--- DATA TO PROCESS ---
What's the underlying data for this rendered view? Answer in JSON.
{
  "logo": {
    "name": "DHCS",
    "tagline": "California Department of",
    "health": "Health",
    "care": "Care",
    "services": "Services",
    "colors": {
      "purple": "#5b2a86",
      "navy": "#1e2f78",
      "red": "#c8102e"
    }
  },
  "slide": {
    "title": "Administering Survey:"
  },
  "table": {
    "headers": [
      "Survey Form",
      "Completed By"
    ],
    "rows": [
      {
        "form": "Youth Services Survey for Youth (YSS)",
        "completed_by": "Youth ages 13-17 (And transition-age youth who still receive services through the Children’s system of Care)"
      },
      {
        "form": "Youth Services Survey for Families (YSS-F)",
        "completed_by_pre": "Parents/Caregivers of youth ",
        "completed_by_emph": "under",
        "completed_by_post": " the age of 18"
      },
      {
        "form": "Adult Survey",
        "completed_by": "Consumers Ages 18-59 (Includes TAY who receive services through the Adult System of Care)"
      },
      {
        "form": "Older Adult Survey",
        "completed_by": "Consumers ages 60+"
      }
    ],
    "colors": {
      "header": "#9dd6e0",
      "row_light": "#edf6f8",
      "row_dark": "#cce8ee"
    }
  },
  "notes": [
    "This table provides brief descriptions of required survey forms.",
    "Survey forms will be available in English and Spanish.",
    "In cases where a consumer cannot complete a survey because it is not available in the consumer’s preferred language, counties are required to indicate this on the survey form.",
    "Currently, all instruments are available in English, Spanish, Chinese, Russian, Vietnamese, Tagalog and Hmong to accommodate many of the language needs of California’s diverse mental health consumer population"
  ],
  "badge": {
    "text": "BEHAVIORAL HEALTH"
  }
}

--- PROBLEM REQUIREMENTS ---
Make an exact copy of all the data.

--- RESPONSE BELOW ---
What's the underlying data for this rendered view? Answer in JSON.
{
  "logo": {
    "name": "DHCS",
    "tagline": "California Department of",
    "health": "Health",
    "care": "Care",
    "services": "Services",
    "colors": {
      "purple": "#5b2a86",
      "navy": "#1e2f78",
      "red": "#c8102e"
    }
  },
  "slide": {
    "title": "Administering Survey:"
  },
  "table": {
    "headers": [
      "Survey Form",
      "Completed By"
    ],
    "rows": [
      {
        "form": "Youth Services Survey for Youth (YSS)",
        "completed_by": "Youth ages 13-17 (And transition-age youth who still receive services through the Children’s system of Care)"
      },
      {
        "form": "Youth Services Survey for Families (YSS-F)",
        "completed_by_pre": "Parents/Caregivers of youth ",
        "completed_by_emph": "under",
        "completed_by_post": " the age of 18"
      },
      {
        "form": "Adult Survey",
        "completed_by": "Consumers Ages 18-59 (Includes TAY who receive services through the Adult System of Care)"
      },
      {
        "form": "Older Adult Survey",
        "completed_by": "Consumers ages 60+"
      }
    ],
    "colors": {
      "header": "#9dd6e0",
      "row_light": "#edf6f8",
      "row_dark": "#cce8ee"
    }
  },
  "notes": [
    "This table provides brief descriptions of required survey forms.",
    "Survey forms will be available in English and Spanish.",
    "In cases where a consumer cannot complete a survey because it is not available in the consumer’s preferred language, counties are required to indicate this on the survey form.",
    "Currently, all instruments are available in English, Spanish, Chinese, Russian, Vietnamese, Tagalog and Hmong to accommodate many of the language needs of California’s diverse mental health consumer population"
  ],
  "badge": {
    "text": "BEHAVIORAL HEALTH"
  }
}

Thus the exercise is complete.